• [What you are asked to do]: Every line below should be copied exactly; drop the pictures.

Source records

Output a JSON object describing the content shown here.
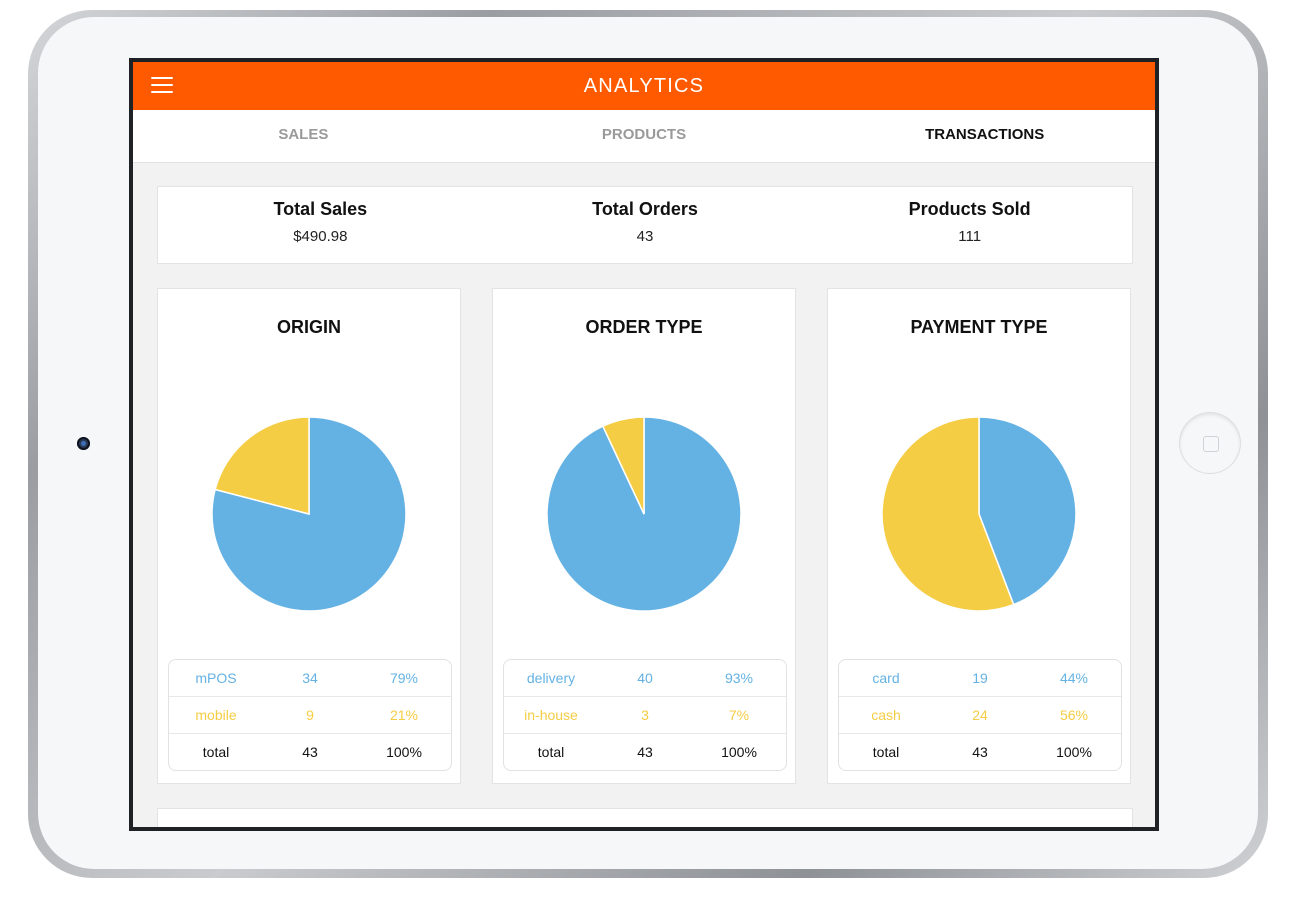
{
  "app": {
    "title": "ANALYTICS"
  },
  "tabs": [
    {
      "label": "SALES",
      "active": false
    },
    {
      "label": "PRODUCTS",
      "active": false
    },
    {
      "label": "TRANSACTIONS",
      "active": true
    }
  ],
  "summary": [
    {
      "label": "Total Sales",
      "value": "$490.98"
    },
    {
      "label": "Total Orders",
      "value": "43"
    },
    {
      "label": "Products Sold",
      "value": "111"
    }
  ],
  "colors": {
    "accent": "#ff5a00",
    "blue": "#64b2e4",
    "yellow": "#f5cd44"
  },
  "chart_data": [
    {
      "type": "pie",
      "title": "ORIGIN",
      "categories": [
        "mPOS",
        "mobile"
      ],
      "values": [
        34,
        9
      ],
      "colors": [
        "#64b2e4",
        "#f5cd44"
      ]
    },
    {
      "type": "pie",
      "title": "ORDER TYPE",
      "categories": [
        "delivery",
        "in-house"
      ],
      "values": [
        40,
        3
      ],
      "colors": [
        "#64b2e4",
        "#f5cd44"
      ]
    },
    {
      "type": "pie",
      "title": "PAYMENT TYPE",
      "categories": [
        "card",
        "cash"
      ],
      "values": [
        19,
        24
      ],
      "colors": [
        "#64b2e4",
        "#f5cd44"
      ]
    }
  ],
  "cards": [
    {
      "title": "ORIGIN",
      "rows": [
        {
          "label": "mPOS",
          "count": "34",
          "percent": "79%"
        },
        {
          "label": "mobile",
          "count": "9",
          "percent": "21%"
        },
        {
          "label": "total",
          "count": "43",
          "percent": "100%"
        }
      ]
    },
    {
      "title": "ORDER TYPE",
      "rows": [
        {
          "label": "delivery",
          "count": "40",
          "percent": "93%"
        },
        {
          "label": "in-house",
          "count": "3",
          "percent": "7%"
        },
        {
          "label": "total",
          "count": "43",
          "percent": "100%"
        }
      ]
    },
    {
      "title": "PAYMENT TYPE",
      "rows": [
        {
          "label": "card",
          "count": "19",
          "percent": "44%"
        },
        {
          "label": "cash",
          "count": "24",
          "percent": "56%"
        },
        {
          "label": "total",
          "count": "43",
          "percent": "100%"
        }
      ]
    }
  ]
}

• [Exercise output]:
Output a JSON object describing the content shown here.
{
  "app": {
    "title": "ANALYTICS"
  },
  "tabs": [
    {
      "label": "SALES",
      "active": false
    },
    {
      "label": "PRODUCTS",
      "active": false
    },
    {
      "label": "TRANSACTIONS",
      "active": true
    }
  ],
  "summary": [
    {
      "label": "Total Sales",
      "value": "$490.98"
    },
    {
      "label": "Total Orders",
      "value": "43"
    },
    {
      "label": "Products Sold",
      "value": "111"
    }
  ],
  "colors": {
    "accent": "#ff5a00",
    "blue": "#64b2e4",
    "yellow": "#f5cd44"
  },
  "chart_data": [
    {
      "type": "pie",
      "title": "ORIGIN",
      "categories": [
        "mPOS",
        "mobile"
      ],
      "values": [
        34,
        9
      ],
      "colors": [
        "#64b2e4",
        "#f5cd44"
      ]
    },
    {
      "type": "pie",
      "title": "ORDER TYPE",
      "categories": [
        "delivery",
        "in-house"
      ],
      "values": [
        40,
        3
      ],
      "colors": [
        "#64b2e4",
        "#f5cd44"
      ]
    },
    {
      "type": "pie",
      "title": "PAYMENT TYPE",
      "categories": [
        "card",
        "cash"
      ],
      "values": [
        19,
        24
      ],
      "colors": [
        "#64b2e4",
        "#f5cd44"
      ]
    }
  ],
  "cards": [
    {
      "title": "ORIGIN",
      "rows": [
        {
          "label": "mPOS",
          "count": "34",
          "percent": "79%"
        },
        {
          "label": "mobile",
          "count": "9",
          "percent": "21%"
        },
        {
          "label": "total",
          "count": "43",
          "percent": "100%"
        }
      ]
    },
    {
      "title": "ORDER TYPE",
      "rows": [
        {
          "label": "delivery",
          "count": "40",
          "percent": "93%"
        },
        {
          "label": "in-house",
          "count": "3",
          "percent": "7%"
        },
        {
          "label": "total",
          "count": "43",
          "percent": "100%"
        }
      ]
    },
    {
      "title": "PAYMENT TYPE",
      "rows": [
        {
          "label": "card",
          "count": "19",
          "percent": "44%"
        },
        {
          "label": "cash",
          "count": "24",
          "percent": "56%"
        },
        {
          "label": "total",
          "count": "43",
          "percent": "100%"
        }
      ]
    }
  ]
}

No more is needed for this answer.